Collection entries

○ ○ ○ ○ ○

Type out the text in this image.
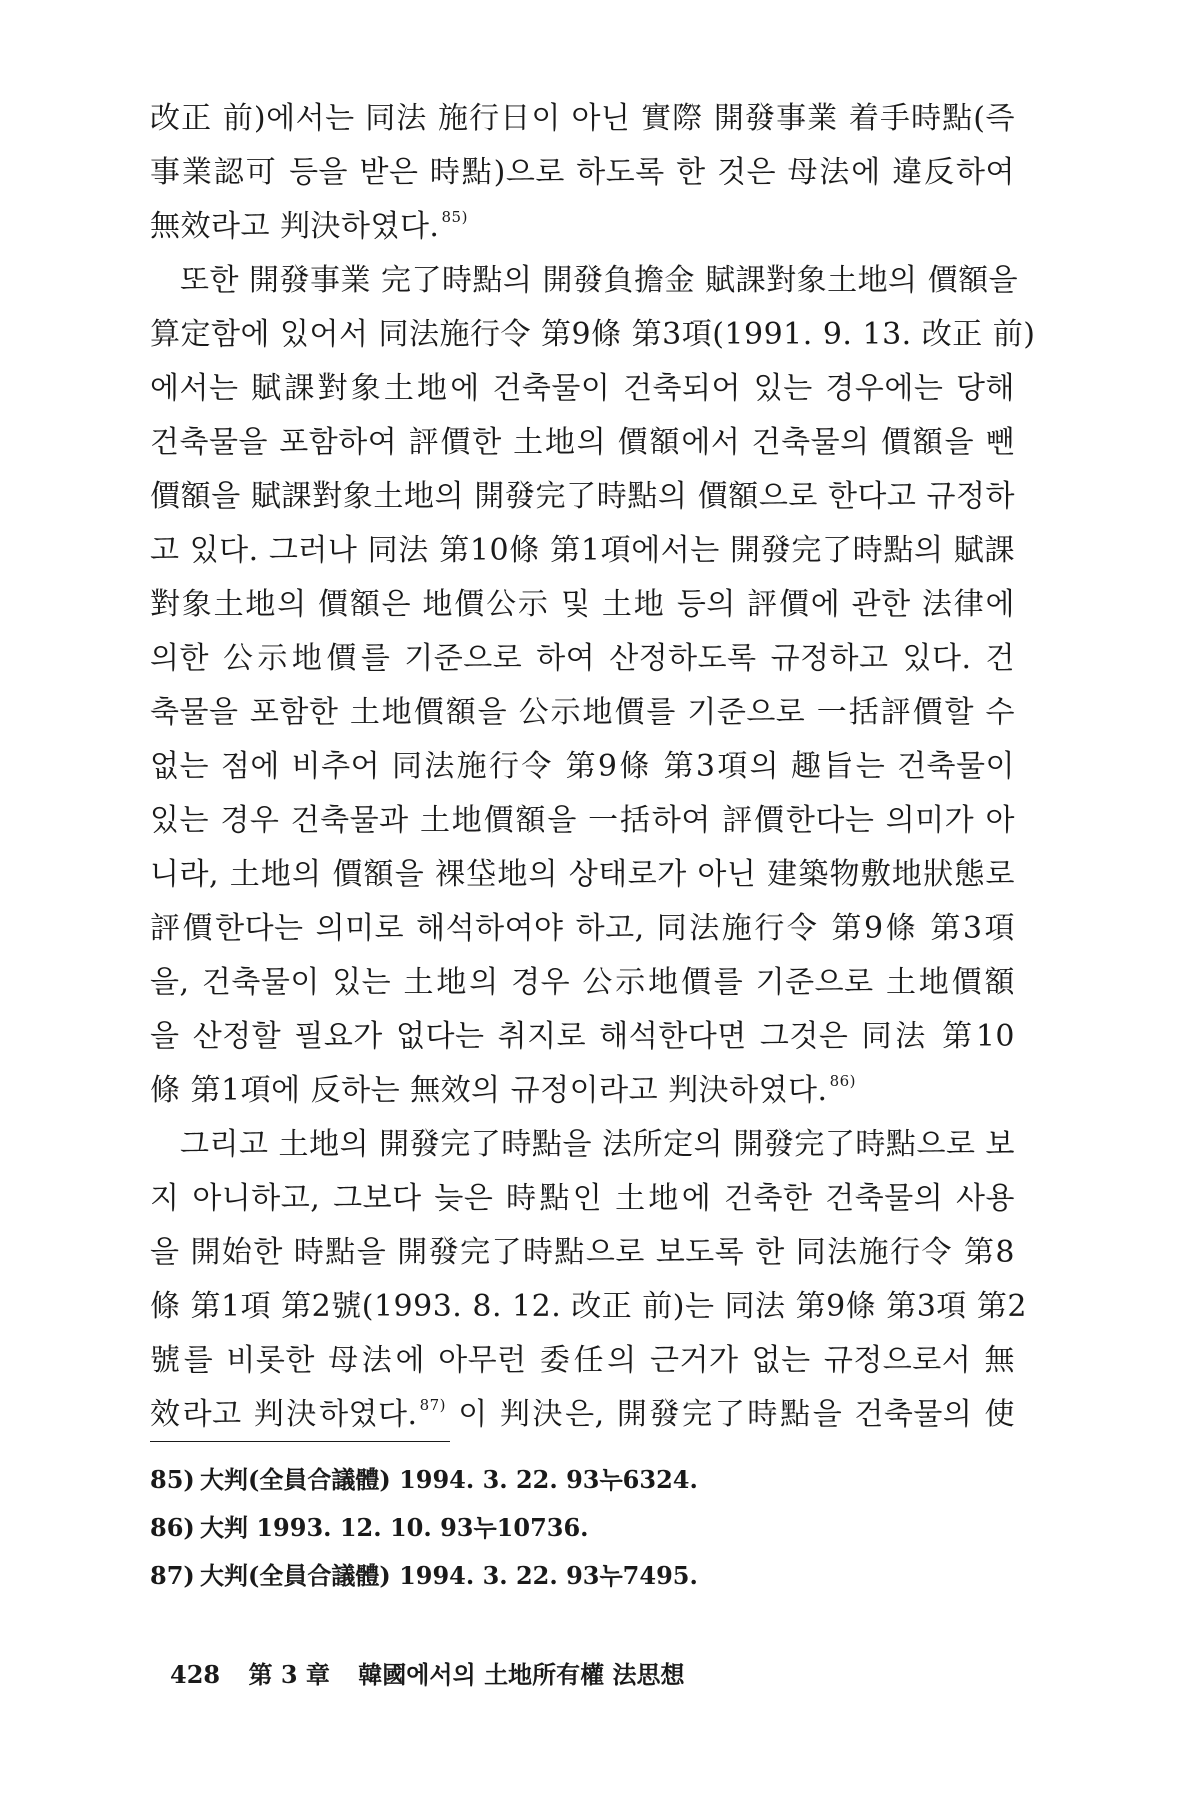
改正 前)에서는 同法 施行日이 아닌 實際 開發事業 着手時點(즉
事業認可 등을 받은 時點)으로 하도록 한 것은 母法에 違反하여
無效라고 判決하였다. $^{85)}$
또한 開發事業 完了時點의 開發負擔金 賦課對象土地의 價額을
算定함에 있어서 同法施行令 第9條 第3項(1991. 9. 13. 改正 前)
에서는 賦課對象土地에 건축물이 건축되어 있는 경우에는 당해
건축물을 포함하여 評價한 土地의 價額에서 건축물의 價額을 뺀
價額을 賦課對象土地의 開發完了時點의 價額으로 한다고 규정하
고 있다. 그러나 同法 第10條 第1項에서는 開發完了時點의 賦課
對象土地의 價額은 地價公示 및 土地 등의 評價에 관한 法律에
의한 公示地價를 기준으로 하여 산정하도록 규정하고 있다. 건
축물을 포함한 土地價額을 公示地價를 기준으로 一括評價할 수
없는 점에 비추어 同法施行令 第9條 第3項의 趣旨는 건축물이
있는 경우 건축물과 土地價額을 一括하여 評價한다는 의미가 아
니라, 土地의 價額을 裸垈地의 상태로가 아닌 建築物敷地狀態로
評價한다는 의미로 해석하여야 하고, 同法施行令 第9條 第3項
을, 건축물이 있는 土地의 경우 公示地價를 기준으로 土地價額
을 산정할 필요가 없다는 취지로 해석한다면 그것은 同法 第10
條 第1項에 反하는 無效의 규정이라고 判決하였다. $^{86)}$
그리고 土地의 開發完了時點을 法所定의 開發完了時點으로 보
지 아니하고, 그보다 늦은 時點인 土地에 건축한 건축물의 사용
을 開始한 時點을 開發完了時點으로 보도록 한 同法施行令 第8
條 第1項 第2號(1993. 8. 12. 改正 前)는 同法 第9條 第3項 第2
號를 비롯한 母法에 아무런 委任의 근거가 없는 규정으로서 無
效라고 判決하였다. $^{87)}$ 이 判決은, 開發完了時點을 건축물의 使
85) 大判(全員合議體) 1994. 3. 22. 93누6324.
86) 大判 1993. 12. 10. 93누10736.
87) 大判(全員合議體) 1994. 3. 22. 93누7495.
428 第 3 章 韓國에서의 土地所有權 法思想
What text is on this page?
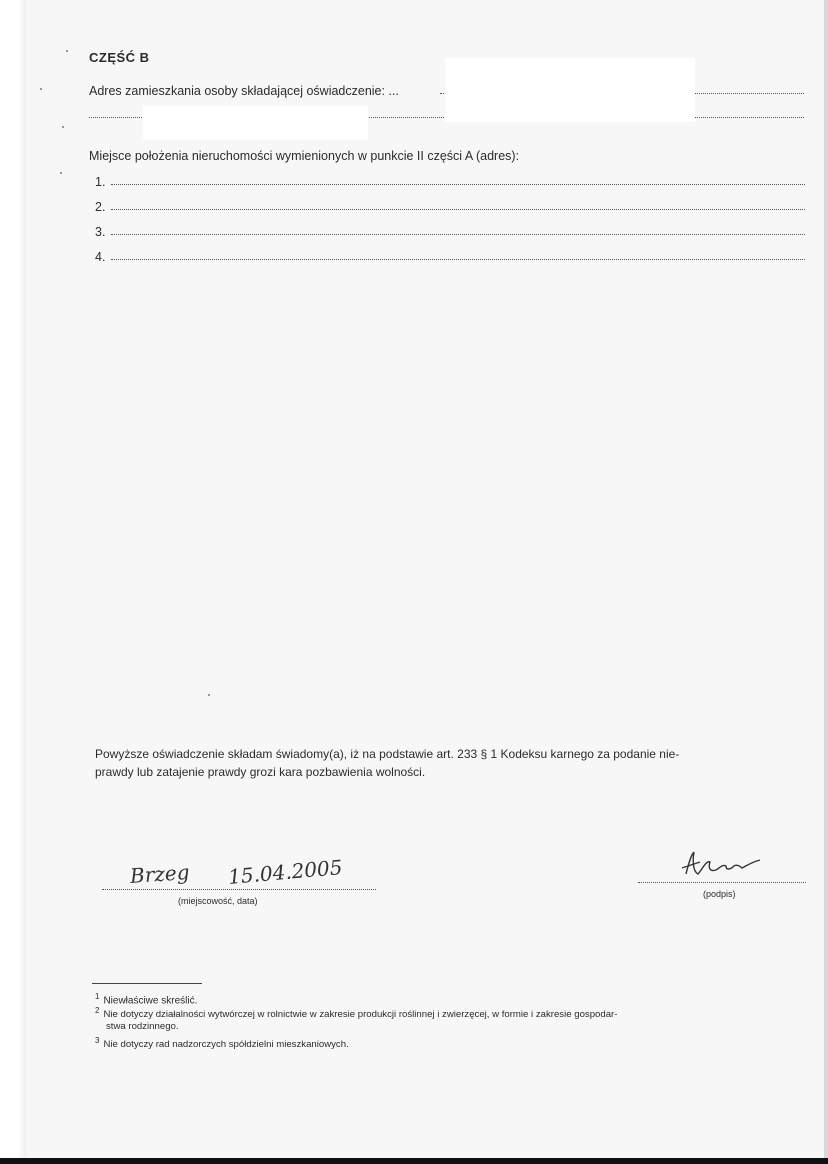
CZĘŚĆ B
Adres zamieszkania osoby składającej oświadczenie: ...
Miejsce położenia nieruchomości wymienionych w punkcie II części A (adres):
1.
2.
3.
4.
Powyższe oświadczenie składam świadomy(a), iż na podstawie art. 233 § 1 Kodeksu karnego za podanie nie-
prawdy lub zatajenie prawdy grozi kara pozbawienia wolności.
Brzeg 15.04.2005
(miejscowość, data)
(podpis)
$^1$ Niewłaściwe skreślić.
$^2$ Nie dotyczy działalności wytwórczej w rolnictwie w zakresie produkcji roślinnej i zwierzęcej, w formie i zakresie gospodar-
stwa rodzinnego.
$^3$ Nie dotyczy rad nadzorczych spółdzielni mieszkaniowych.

○ ○ ○ ○ ○

- _Exercise objective_
Keep the pictures out of your copy, and repeat every entry above exactly.

- _Exercise result_
Type out the text in this image.
改正 前)에서는 同法 施行日이 아닌 實際 開發事業 着手時點(즉
事業認可 등을 받은 時點)으로 하도록 한 것은 母法에 違反하여
無效라고 判決하였다. $^{85)}$
또한 開發事業 完了時點의 開發負擔金 賦課對象土地의 價額을
算定함에 있어서 同法施行令 第9條 第3項(1991. 9. 13. 改正 前)
에서는 賦課對象土地에 건축물이 건축되어 있는 경우에는 당해
건축물을 포함하여 評價한 土地의 價額에서 건축물의 價額을 뺀
價額을 賦課對象土地의 開發完了時點의 價額으로 한다고 규정하
고 있다. 그러나 同法 第10條 第1項에서는 開發完了時點의 賦課
對象土地의 價額은 地價公示 및 土地 등의 評價에 관한 法律에
의한 公示地價를 기준으로 하여 산정하도록 규정하고 있다. 건
축물을 포함한 土地價額을 公示地價를 기준으로 一括評價할 수
없는 점에 비추어 同法施行令 第9條 第3項의 趣旨는 건축물이
있는 경우 건축물과 土地價額을 一括하여 評價한다는 의미가 아
니라, 土地의 價額을 裸垈地의 상태로가 아닌 建築物敷地狀態로
評價한다는 의미로 해석하여야 하고, 同法施行令 第9條 第3項
을, 건축물이 있는 土地의 경우 公示地價를 기준으로 土地價額
을 산정할 필요가 없다는 취지로 해석한다면 그것은 同法 第10
條 第1項에 反하는 無效의 규정이라고 判決하였다. $^{86)}$
그리고 土地의 開發完了時點을 法所定의 開發完了時點으로 보
지 아니하고, 그보다 늦은 時點인 土地에 건축한 건축물의 사용
을 開始한 時點을 開發完了時點으로 보도록 한 同法施行令 第8
條 第1項 第2號(1993. 8. 12. 改正 前)는 同法 第9條 第3項 第2
號를 비롯한 母法에 아무런 委任의 근거가 없는 규정으로서 無
效라고 判決하였다. $^{87)}$ 이 判決은, 開發完了時點을 건축물의 使
85) 大判(全員合議體) 1994. 3. 22. 93누6324.
86) 大判 1993. 12. 10. 93누10736.
87) 大判(全員合議體) 1994. 3. 22. 93누7495.
428 第 3 章 韓國에서의 土地所有權 法思想
What text is on this page?
CZĘŚĆ B
Adres zamieszkania osoby składającej oświadczenie: ...
Miejsce położenia nieruchomości wymienionych w punkcie II części A (adres):
1.
2.
3.
4.
Powyższe oświadczenie składam świadomy(a), iż na podstawie art. 233 § 1 Kodeksu karnego za podanie nie-
prawdy lub zatajenie prawdy grozi kara pozbawienia wolności.
Brzeg 15.04.2005
(miejscowość, data)
(podpis)
$^1$ Niewłaściwe skreślić.
$^2$ Nie dotyczy działalności wytwórczej w rolnictwie w zakresie produkcji roślinnej i zwierzęcej, w formie i zakresie gospodar-
stwa rodzinnego.
$^3$ Nie dotyczy rad nadzorczych spółdzielni mieszkaniowych.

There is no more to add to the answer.